* Task requirements:
Transcribe the entries below exactly.

* START Dataset extract *

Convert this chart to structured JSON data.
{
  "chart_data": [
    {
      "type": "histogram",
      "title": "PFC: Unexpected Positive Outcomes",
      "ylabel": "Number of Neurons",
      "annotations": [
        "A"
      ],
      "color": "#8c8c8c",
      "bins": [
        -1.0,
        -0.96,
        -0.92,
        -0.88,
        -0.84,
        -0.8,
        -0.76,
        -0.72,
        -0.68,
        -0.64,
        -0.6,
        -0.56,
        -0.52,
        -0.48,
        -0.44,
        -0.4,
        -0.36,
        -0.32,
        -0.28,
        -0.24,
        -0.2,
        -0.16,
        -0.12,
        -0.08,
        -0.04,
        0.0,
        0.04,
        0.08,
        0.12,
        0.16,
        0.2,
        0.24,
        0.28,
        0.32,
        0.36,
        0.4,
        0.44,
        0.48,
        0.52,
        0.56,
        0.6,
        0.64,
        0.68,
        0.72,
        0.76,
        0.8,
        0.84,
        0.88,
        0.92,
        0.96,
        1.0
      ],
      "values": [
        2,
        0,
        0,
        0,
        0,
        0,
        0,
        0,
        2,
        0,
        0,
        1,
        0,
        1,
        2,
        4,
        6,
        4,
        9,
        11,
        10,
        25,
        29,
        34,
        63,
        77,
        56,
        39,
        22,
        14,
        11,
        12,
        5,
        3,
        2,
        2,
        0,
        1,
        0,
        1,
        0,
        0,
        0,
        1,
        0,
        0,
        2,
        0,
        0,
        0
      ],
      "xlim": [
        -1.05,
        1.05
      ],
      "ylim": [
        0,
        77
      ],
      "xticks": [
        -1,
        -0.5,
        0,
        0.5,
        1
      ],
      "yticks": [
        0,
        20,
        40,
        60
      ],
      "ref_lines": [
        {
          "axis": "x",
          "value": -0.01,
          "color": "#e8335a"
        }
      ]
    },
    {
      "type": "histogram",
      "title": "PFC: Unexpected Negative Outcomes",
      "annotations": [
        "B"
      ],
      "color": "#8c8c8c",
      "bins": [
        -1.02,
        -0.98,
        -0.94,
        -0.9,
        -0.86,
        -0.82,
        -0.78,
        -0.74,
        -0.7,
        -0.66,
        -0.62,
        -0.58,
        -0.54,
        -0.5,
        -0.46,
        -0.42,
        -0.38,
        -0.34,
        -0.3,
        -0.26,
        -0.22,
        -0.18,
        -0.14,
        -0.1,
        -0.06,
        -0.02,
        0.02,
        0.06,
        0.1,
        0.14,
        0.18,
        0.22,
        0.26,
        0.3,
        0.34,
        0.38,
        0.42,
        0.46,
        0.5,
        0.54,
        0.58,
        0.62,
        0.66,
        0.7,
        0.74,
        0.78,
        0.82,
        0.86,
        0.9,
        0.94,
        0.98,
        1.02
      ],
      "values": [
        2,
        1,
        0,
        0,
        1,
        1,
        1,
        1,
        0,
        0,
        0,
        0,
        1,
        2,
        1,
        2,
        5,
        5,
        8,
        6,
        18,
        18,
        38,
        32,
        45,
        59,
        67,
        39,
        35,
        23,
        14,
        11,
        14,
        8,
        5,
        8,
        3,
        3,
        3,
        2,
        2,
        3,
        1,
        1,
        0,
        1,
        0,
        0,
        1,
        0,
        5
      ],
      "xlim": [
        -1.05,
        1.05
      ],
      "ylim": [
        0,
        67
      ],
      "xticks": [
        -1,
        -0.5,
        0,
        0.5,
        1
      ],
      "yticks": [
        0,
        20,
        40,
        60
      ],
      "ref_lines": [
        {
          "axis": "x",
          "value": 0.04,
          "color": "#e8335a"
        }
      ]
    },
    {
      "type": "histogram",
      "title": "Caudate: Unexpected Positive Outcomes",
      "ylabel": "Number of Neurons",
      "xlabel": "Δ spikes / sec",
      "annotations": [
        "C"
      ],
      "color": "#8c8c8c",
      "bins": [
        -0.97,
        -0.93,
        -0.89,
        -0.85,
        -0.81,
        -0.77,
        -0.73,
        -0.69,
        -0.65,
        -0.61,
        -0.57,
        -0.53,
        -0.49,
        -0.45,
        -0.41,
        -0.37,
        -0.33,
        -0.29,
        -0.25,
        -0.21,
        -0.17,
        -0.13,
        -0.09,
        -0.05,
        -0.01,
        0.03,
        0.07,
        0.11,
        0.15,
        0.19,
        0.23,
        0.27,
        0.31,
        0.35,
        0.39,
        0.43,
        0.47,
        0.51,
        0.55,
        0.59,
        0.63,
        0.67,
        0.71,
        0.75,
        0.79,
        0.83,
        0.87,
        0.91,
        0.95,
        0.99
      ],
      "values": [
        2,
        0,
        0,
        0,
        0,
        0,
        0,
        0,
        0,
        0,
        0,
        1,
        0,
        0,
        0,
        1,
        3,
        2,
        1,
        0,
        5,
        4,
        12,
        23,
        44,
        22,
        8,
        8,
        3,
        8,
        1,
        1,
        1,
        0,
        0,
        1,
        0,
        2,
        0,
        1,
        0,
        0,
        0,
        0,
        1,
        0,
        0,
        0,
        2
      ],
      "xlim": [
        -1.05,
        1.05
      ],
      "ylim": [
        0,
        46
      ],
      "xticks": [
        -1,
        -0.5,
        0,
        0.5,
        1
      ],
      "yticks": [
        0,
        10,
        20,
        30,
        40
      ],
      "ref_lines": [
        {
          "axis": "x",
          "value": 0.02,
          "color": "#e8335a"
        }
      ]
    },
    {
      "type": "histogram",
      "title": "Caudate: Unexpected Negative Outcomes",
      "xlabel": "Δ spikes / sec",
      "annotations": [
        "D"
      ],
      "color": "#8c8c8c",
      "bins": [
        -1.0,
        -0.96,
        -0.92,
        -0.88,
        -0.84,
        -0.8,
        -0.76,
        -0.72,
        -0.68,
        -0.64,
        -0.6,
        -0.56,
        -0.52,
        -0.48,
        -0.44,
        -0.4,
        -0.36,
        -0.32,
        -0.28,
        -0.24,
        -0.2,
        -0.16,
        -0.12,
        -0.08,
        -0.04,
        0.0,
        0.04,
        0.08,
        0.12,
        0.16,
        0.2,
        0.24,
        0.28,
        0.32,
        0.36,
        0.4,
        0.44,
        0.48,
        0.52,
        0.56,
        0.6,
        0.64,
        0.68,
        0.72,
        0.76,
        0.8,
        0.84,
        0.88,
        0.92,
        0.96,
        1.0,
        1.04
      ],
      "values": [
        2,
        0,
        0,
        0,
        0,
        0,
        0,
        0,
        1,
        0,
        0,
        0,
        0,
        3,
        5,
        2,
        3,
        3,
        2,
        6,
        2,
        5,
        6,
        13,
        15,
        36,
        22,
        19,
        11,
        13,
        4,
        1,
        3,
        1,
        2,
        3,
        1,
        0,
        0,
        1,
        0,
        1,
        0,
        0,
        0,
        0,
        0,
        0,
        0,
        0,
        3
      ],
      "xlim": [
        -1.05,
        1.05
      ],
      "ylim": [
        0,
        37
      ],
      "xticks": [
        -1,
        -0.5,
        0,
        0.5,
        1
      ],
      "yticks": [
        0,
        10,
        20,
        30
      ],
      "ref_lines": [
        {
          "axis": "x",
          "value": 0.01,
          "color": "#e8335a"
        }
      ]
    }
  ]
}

* END Dataset extract *

* Result of the exercise:
Convert this chart to structured JSON data.
{
  "chart_data": [
    {
      "type": "histogram",
      "title": "PFC: Unexpected Positive Outcomes",
      "ylabel": "Number of Neurons",
      "annotations": [
        "A"
      ],
      "color": "#8c8c8c",
      "bins": [
        -1.0,
        -0.96,
        -0.92,
        -0.88,
        -0.84,
        -0.8,
        -0.76,
        -0.72,
        -0.68,
        -0.64,
        -0.6,
        -0.56,
        -0.52,
        -0.48,
        -0.44,
        -0.4,
        -0.36,
        -0.32,
        -0.28,
        -0.24,
        -0.2,
        -0.16,
        -0.12,
        -0.08,
        -0.04,
        0.0,
        0.04,
        0.08,
        0.12,
        0.16,
        0.2,
        0.24,
        0.28,
        0.32,
        0.36,
        0.4,
        0.44,
        0.48,
        0.52,
        0.56,
        0.6,
        0.64,
        0.68,
        0.72,
        0.76,
        0.8,
        0.84,
        0.88,
        0.92,
        0.96,
        1.0
      ],
      "values": [
        2,
        0,
        0,
        0,
        0,
        0,
        0,
        0,
        2,
        0,
        0,
        1,
        0,
        1,
        2,
        4,
        6,
        4,
        9,
        11,
        10,
        25,
        29,
        34,
        63,
        77,
        56,
        39,
        22,
        14,
        11,
        12,
        5,
        3,
        2,
        2,
        0,
        1,
        0,
        1,
        0,
        0,
        0,
        1,
        0,
        0,
        2,
        0,
        0,
        0
      ],
      "xlim": [
        -1.05,
        1.05
      ],
      "ylim": [
        0,
        77
      ],
      "xticks": [
        -1,
        -0.5,
        0,
        0.5,
        1
      ],
      "yticks": [
        0,
        20,
        40,
        60
      ],
      "ref_lines": [
        {
          "axis": "x",
          "value": -0.01,
          "color": "#e8335a"
        }
      ]
    },
    {
      "type": "histogram",
      "title": "PFC: Unexpected Negative Outcomes",
      "annotations": [
        "B"
      ],
      "color": "#8c8c8c",
      "bins": [
        -1.02,
        -0.98,
        -0.94,
        -0.9,
        -0.86,
        -0.82,
        -0.78,
        -0.74,
        -0.7,
        -0.66,
        -0.62,
        -0.58,
        -0.54,
        -0.5,
        -0.46,
        -0.42,
        -0.38,
        -0.34,
        -0.3,
        -0.26,
        -0.22,
        -0.18,
        -0.14,
        -0.1,
        -0.06,
        -0.02,
        0.02,
        0.06,
        0.1,
        0.14,
        0.18,
        0.22,
        0.26,
        0.3,
        0.34,
        0.38,
        0.42,
        0.46,
        0.5,
        0.54,
        0.58,
        0.62,
        0.66,
        0.7,
        0.74,
        0.78,
        0.82,
        0.86,
        0.9,
        0.94,
        0.98,
        1.02
      ],
      "values": [
        2,
        1,
        0,
        0,
        1,
        1,
        1,
        1,
        0,
        0,
        0,
        0,
        1,
        2,
        1,
        2,
        5,
        5,
        8,
        6,
        18,
        18,
        38,
        32,
        45,
        59,
        67,
        39,
        35,
        23,
        14,
        11,
        14,
        8,
        5,
        8,
        3,
        3,
        3,
        2,
        2,
        3,
        1,
        1,
        0,
        1,
        0,
        0,
        1,
        0,
        5
      ],
      "xlim": [
        -1.05,
        1.05
      ],
      "ylim": [
        0,
        67
      ],
      "xticks": [
        -1,
        -0.5,
        0,
        0.5,
        1
      ],
      "yticks": [
        0,
        20,
        40,
        60
      ],
      "ref_lines": [
        {
          "axis": "x",
          "value": 0.04,
          "color": "#e8335a"
        }
      ]
    },
    {
      "type": "histogram",
      "title": "Caudate: Unexpected Positive Outcomes",
      "ylabel": "Number of Neurons",
      "xlabel": "Δ spikes / sec",
      "annotations": [
        "C"
      ],
      "color": "#8c8c8c",
      "bins": [
        -0.97,
        -0.93,
        -0.89,
        -0.85,
        -0.81,
        -0.77,
        -0.73,
        -0.69,
        -0.65,
        -0.61,
        -0.57,
        -0.53,
        -0.49,
        -0.45,
        -0.41,
        -0.37,
        -0.33,
        -0.29,
        -0.25,
        -0.21,
        -0.17,
        -0.13,
        -0.09,
        -0.05,
        -0.01,
        0.03,
        0.07,
        0.11,
        0.15,
        0.19,
        0.23,
        0.27,
        0.31,
        0.35,
        0.39,
        0.43,
        0.47,
        0.51,
        0.55,
        0.59,
        0.63,
        0.67,
        0.71,
        0.75,
        0.79,
        0.83,
        0.87,
        0.91,
        0.95,
        0.99
      ],
      "values": [
        2,
        0,
        0,
        0,
        0,
        0,
        0,
        0,
        0,
        0,
        0,
        1,
        0,
        0,
        0,
        1,
        3,
        2,
        1,
        0,
        5,
        4,
        12,
        23,
        44,
        22,
        8,
        8,
        3,
        8,
        1,
        1,
        1,
        0,
        0,
        1,
        0,
        2,
        0,
        1,
        0,
        0,
        0,
        0,
        1,
        0,
        0,
        0,
        2
      ],
      "xlim": [
        -1.05,
        1.05
      ],
      "ylim": [
        0,
        46
      ],
      "xticks": [
        -1,
        -0.5,
        0,
        0.5,
        1
      ],
      "yticks": [
        0,
        10,
        20,
        30,
        40
      ],
      "ref_lines": [
        {
          "axis": "x",
          "value": 0.02,
          "color": "#e8335a"
        }
      ]
    },
    {
      "type": "histogram",
      "title": "Caudate: Unexpected Negative Outcomes",
      "xlabel": "Δ spikes / sec",
      "annotations": [
        "D"
      ],
      "color": "#8c8c8c",
      "bins": [
        -1.0,
        -0.96,
        -0.92,
        -0.88,
        -0.84,
        -0.8,
        -0.76,
        -0.72,
        -0.68,
        -0.64,
        -0.6,
        -0.56,
        -0.52,
        -0.48,
        -0.44,
        -0.4,
        -0.36,
        -0.32,
        -0.28,
        -0.24,
        -0.2,
        -0.16,
        -0.12,
        -0.08,
        -0.04,
        0.0,
        0.04,
        0.08,
        0.12,
        0.16,
        0.2,
        0.24,
        0.28,
        0.32,
        0.36,
        0.4,
        0.44,
        0.48,
        0.52,
        0.56,
        0.6,
        0.64,
        0.68,
        0.72,
        0.76,
        0.8,
        0.84,
        0.88,
        0.92,
        0.96,
        1.0,
        1.04
      ],
      "values": [
        2,
        0,
        0,
        0,
        0,
        0,
        0,
        0,
        1,
        0,
        0,
        0,
        0,
        3,
        5,
        2,
        3,
        3,
        2,
        6,
        2,
        5,
        6,
        13,
        15,
        36,
        22,
        19,
        11,
        13,
        4,
        1,
        3,
        1,
        2,
        3,
        1,
        0,
        0,
        1,
        0,
        1,
        0,
        0,
        0,
        0,
        0,
        0,
        0,
        0,
        3
      ],
      "xlim": [
        -1.05,
        1.05
      ],
      "ylim": [
        0,
        37
      ],
      "xticks": [
        -1,
        -0.5,
        0,
        0.5,
        1
      ],
      "yticks": [
        0,
        10,
        20,
        30
      ],
      "ref_lines": [
        {
          "axis": "x",
          "value": 0.01,
          "color": "#e8335a"
        }
      ]
    }
  ]
}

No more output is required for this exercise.